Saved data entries

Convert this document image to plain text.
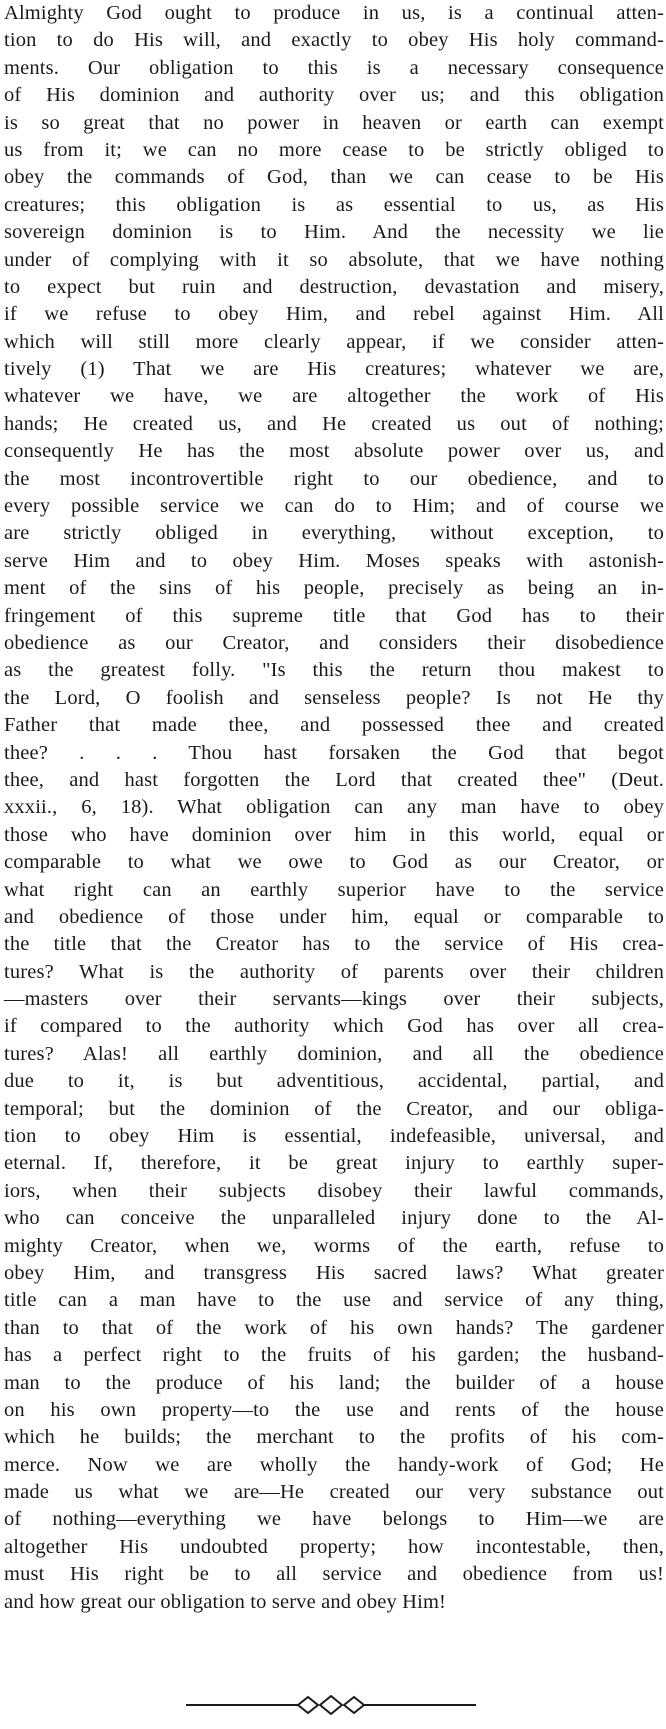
Almighty God ought to produce in us, is a continual atten-
tion to do His will, and exactly to obey His holy command-
ments. Our obligation to this is a necessary consequence
of His dominion and authority over us; and this obligation
is so great that no power in heaven or earth can exempt
us from it; we can no more cease to be strictly obliged to
obey the commands of God, than we can cease to be His
creatures; this obligation is as essential to us, as His
sovereign dominion is to Him. And the necessity we lie
under of complying with it so absolute, that we have nothing
to expect but ruin and destruction, devastation and misery,
if we refuse to obey Him, and rebel against Him. All
which will still more clearly appear, if we consider atten-
tively (1) That we are His creatures; whatever we are,
whatever we have, we are altogether the work of His
hands; He created us, and He created us out of nothing;
consequently He has the most absolute power over us, and
the most incontrovertible right to our obedience, and to
every possible service we can do to Him; and of course we
are strictly obliged in everything, without exception, to
serve Him and to obey Him. Moses speaks with astonish-
ment of the sins of his people, precisely as being an in-
fringement of this supreme title that God has to their
obedience as our Creator, and considers their disobedience
as the greatest folly. "Is this the return thou makest to
the Lord, O foolish and senseless people? Is not He thy
Father that made thee, and possessed thee and created
thee? . . . Thou hast forsaken the God that begot
thee, and hast forgotten the Lord that created thee" (Deut.
xxxii., 6, 18). What obligation can any man have to obey
those who have dominion over him in this world, equal or
comparable to what we owe to God as our Creator, or
what right can an earthly superior have to the service
and obedience of those under him, equal or comparable to
the title that the Creator has to the service of His crea-
tures? What is the authority of parents over their children
—masters over their servants—kings over their subjects,
if compared to the authority which God has over all crea-
tures? Alas! all earthly dominion, and all the obedience
due to it, is but adventitious, accidental, partial, and
temporal; but the dominion of the Creator, and our obliga-
tion to obey Him is essential, indefeasible, universal, and
eternal. If, therefore, it be great injury to earthly super-
iors, when their subjects disobey their lawful commands,
who can conceive the unparalleled injury done to the Al-
mighty Creator, when we, worms of the earth, refuse to
obey Him, and transgress His sacred laws? What greater
title can a man have to the use and service of any thing,
than to that of the work of his own hands? The gardener
has a perfect right to the fruits of his garden; the husband-
man to the produce of his land; the builder of a house
on his own property—to the use and rents of the house
which he builds; the merchant to the profits of his com-
merce. Now we are wholly the handy-work of God; He
made us what we are—He created our very substance out
of nothing—everything we have belongs to Him—we are
altogether His undoubted property; how incontestable, then,
must His right be to all service and obedience from us!
and how great our obligation to serve and obey Him!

- OBJECTIVE: Reproduce the material above in full and without alteration, but skip all pictures.

- SOLUTION BELOW:
Convert this document image to plain text.
Almighty God ought to produce in us, is a continual atten-
tion to do His will, and exactly to obey His holy command-
ments. Our obligation to this is a necessary consequence
of His dominion and authority over us; and this obligation
is so great that no power in heaven or earth can exempt
us from it; we can no more cease to be strictly obliged to
obey the commands of God, than we can cease to be His
creatures; this obligation is as essential to us, as His
sovereign dominion is to Him. And the necessity we lie
under of complying with it so absolute, that we have nothing
to expect but ruin and destruction, devastation and misery,
if we refuse to obey Him, and rebel against Him. All
which will still more clearly appear, if we consider atten-
tively (1) That we are His creatures; whatever we are,
whatever we have, we are altogether the work of His
hands; He created us, and He created us out of nothing;
consequently He has the most absolute power over us, and
the most incontrovertible right to our obedience, and to
every possible service we can do to Him; and of course we
are strictly obliged in everything, without exception, to
serve Him and to obey Him. Moses speaks with astonish-
ment of the sins of his people, precisely as being an in-
fringement of this supreme title that God has to their
obedience as our Creator, and considers their disobedience
as the greatest folly. "Is this the return thou makest to
the Lord, O foolish and senseless people? Is not He thy
Father that made thee, and possessed thee and created
thee? . . . Thou hast forsaken the God that begot
thee, and hast forgotten the Lord that created thee" (Deut.
xxxii., 6, 18). What obligation can any man have to obey
those who have dominion over him in this world, equal or
comparable to what we owe to God as our Creator, or
what right can an earthly superior have to the service
and obedience of those under him, equal or comparable to
the title that the Creator has to the service of His crea-
tures? What is the authority of parents over their children
—masters over their servants—kings over their subjects,
if compared to the authority which God has over all crea-
tures? Alas! all earthly dominion, and all the obedience
due to it, is but adventitious, accidental, partial, and
temporal; but the dominion of the Creator, and our obliga-
tion to obey Him is essential, indefeasible, universal, and
eternal. If, therefore, it be great injury to earthly super-
iors, when their subjects disobey their lawful commands,
who can conceive the unparalleled injury done to the Al-
mighty Creator, when we, worms of the earth, refuse to
obey Him, and transgress His sacred laws? What greater
title can a man have to the use and service of any thing,
than to that of the work of his own hands? The gardener
has a perfect right to the fruits of his garden; the husband-
man to the produce of his land; the builder of a house
on his own property—to the use and rents of the house
which he builds; the merchant to the profits of his com-
merce. Now we are wholly the handy-work of God; He
made us what we are—He created our very substance out
of nothing—everything we have belongs to Him—we are
altogether His undoubted property; how incontestable, then,
must His right be to all service and obedience from us!
and how great our obligation to serve and obey Him!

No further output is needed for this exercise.